O que fazer => Segundo o texto sobre a erva-mate, por que motivo foi criado o Programa Gaúcho para Qualificação e Valorização da Erva-mate? Responda em até três frases.

Emater valida programa de qualificação e valorização da erva-mate que beneficiará produtores da Região
O Rio Grande do Sul tem uma parcela significativa da produção de erva-mate no país. Das 602 mil toneladas de folhas de erva-mate anuais, 276 mil toneladas provem das propriedades rurais gaúchas. São ao todo 14 mil estabelecimentos rurais, concentrados basicamente na metade Norte do Estado. O Rio Grande do Sul também é responsável por 75% do consumo do produto no Brasil.
Com base nesses números, que demonstram a importância da cadeia ervateira no Estado, que foi criado o Programa Gaúcho para Qualificação e Valorização da Erva-mate.
O projeto foi lançado em março e agora está sendo validado pela Emater/RS-Ascar junto aos cinco principais polos ervateiros: Planalto/Missões (Palmeira das Missões), Alto Uruguai (Erechim), Nordeste (Machadinho), Alto Taquari (Arvorezinha e Ilópolis) e Vale do Taquari (Venâncio Aires).
Conforme o assistente técnico regional da Emater/RS-Ascar de Passo Fundo, Ilvandro Barreto de Melo, primeiro foi feito um diagnóstico em cada um dos polos para identificar as carências e as potencialidades. Após, foram analisados os cenários nacional e mundial da erva-mate.
A partir disso, foram determinadas ações para que o programa tivesse êxito e resultados efetivos ao setor, como boas práticas agrícolas de produção e de boas práticas para fabricação da erva mate e derivados, com capacitação de toda a cadeia.
Melo explica que o programa busca qualificar a produção da erva-mate tanto no campo, quanto na indústria, aperfeiçoar os mecanismos de viabilidade da atividade e propiciar a valorização genética dos ervais gaúchos.

Dados fornecidos =>
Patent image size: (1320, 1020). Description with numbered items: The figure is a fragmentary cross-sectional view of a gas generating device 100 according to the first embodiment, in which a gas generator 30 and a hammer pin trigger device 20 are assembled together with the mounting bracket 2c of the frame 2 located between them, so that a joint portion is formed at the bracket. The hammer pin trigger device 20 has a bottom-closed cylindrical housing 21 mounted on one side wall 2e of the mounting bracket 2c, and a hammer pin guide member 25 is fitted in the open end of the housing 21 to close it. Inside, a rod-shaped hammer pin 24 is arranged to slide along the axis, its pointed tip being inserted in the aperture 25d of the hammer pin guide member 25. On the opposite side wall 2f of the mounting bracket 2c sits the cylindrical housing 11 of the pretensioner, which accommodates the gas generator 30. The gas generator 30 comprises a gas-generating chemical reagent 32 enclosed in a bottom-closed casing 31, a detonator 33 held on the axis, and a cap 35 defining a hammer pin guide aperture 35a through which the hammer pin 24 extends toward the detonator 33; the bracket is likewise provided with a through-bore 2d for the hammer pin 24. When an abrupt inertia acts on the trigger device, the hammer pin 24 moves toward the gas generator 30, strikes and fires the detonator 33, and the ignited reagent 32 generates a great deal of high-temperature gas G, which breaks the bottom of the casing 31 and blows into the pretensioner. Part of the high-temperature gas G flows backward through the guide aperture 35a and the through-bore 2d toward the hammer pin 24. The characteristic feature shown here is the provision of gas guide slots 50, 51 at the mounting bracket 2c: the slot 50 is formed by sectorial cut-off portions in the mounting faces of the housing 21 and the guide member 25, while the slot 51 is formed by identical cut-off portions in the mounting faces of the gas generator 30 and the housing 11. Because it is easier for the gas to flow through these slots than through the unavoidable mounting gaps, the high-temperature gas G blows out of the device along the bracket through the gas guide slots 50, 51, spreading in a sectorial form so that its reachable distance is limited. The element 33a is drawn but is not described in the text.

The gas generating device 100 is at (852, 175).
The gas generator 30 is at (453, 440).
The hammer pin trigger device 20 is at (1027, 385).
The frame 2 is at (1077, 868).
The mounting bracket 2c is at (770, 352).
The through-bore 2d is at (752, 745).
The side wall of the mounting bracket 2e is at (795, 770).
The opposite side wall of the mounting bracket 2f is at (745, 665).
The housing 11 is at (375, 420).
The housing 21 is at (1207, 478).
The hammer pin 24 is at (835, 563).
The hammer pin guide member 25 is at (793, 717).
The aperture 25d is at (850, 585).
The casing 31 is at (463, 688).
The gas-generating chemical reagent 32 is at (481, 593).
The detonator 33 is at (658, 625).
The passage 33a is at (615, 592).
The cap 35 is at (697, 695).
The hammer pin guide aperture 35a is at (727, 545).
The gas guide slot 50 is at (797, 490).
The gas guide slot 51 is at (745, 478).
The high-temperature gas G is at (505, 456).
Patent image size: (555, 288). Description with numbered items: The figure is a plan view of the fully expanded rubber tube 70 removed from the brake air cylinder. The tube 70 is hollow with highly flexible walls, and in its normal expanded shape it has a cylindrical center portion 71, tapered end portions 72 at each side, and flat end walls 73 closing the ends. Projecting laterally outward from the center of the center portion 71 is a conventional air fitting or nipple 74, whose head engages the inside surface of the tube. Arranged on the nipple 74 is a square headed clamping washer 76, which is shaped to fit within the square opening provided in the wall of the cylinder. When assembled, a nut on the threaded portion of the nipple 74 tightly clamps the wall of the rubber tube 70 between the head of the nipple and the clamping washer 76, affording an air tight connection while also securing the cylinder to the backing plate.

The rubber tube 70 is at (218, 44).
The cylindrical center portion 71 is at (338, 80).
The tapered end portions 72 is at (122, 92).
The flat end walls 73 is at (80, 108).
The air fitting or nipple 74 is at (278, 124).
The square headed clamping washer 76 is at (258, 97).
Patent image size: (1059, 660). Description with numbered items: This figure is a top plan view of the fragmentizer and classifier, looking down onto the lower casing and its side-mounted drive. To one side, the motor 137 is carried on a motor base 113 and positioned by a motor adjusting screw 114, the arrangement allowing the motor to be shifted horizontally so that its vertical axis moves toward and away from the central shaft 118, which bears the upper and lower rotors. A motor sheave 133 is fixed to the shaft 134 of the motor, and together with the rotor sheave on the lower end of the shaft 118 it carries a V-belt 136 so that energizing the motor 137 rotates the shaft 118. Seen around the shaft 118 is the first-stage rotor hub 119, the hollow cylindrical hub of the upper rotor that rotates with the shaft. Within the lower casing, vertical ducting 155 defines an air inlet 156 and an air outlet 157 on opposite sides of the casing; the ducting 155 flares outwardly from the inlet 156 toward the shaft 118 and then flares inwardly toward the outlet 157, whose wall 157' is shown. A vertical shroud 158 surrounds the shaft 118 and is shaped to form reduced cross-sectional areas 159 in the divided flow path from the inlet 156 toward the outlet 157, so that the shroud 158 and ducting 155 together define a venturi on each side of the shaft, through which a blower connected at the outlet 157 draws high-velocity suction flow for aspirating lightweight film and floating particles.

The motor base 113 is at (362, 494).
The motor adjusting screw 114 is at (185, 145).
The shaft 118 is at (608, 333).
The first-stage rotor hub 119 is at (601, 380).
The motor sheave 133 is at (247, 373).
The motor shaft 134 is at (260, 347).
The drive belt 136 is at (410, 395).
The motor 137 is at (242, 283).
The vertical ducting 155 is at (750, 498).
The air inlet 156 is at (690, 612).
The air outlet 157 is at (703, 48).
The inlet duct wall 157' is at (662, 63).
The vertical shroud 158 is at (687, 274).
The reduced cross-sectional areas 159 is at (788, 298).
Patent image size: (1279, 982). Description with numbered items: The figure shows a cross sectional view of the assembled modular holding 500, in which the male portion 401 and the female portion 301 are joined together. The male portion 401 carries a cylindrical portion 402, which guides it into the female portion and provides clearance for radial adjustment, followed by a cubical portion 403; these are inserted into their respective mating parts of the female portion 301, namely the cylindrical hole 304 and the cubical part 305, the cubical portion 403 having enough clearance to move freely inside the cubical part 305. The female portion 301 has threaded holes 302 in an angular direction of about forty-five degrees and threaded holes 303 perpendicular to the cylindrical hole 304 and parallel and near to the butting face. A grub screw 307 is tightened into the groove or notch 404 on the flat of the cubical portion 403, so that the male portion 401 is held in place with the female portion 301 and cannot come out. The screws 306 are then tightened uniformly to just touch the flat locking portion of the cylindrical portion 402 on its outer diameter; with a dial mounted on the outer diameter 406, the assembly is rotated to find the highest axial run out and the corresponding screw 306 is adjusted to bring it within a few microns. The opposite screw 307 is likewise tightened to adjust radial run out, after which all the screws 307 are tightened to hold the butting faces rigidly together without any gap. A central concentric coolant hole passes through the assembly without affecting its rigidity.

Resolução => O programa foi criado com base nos números da erva-mate no Rio Grande do Sul, que demonstram a importância da cadeia ervateira no Estado. Das 602 mil toneladas anuais de folhas produzidas no país, 276 mil vêm de propriedades rurais gaúchas, que somam 14 mil estabelecimentos. Além disso, o Estado responde por 75% do consumo do produto no Brasil.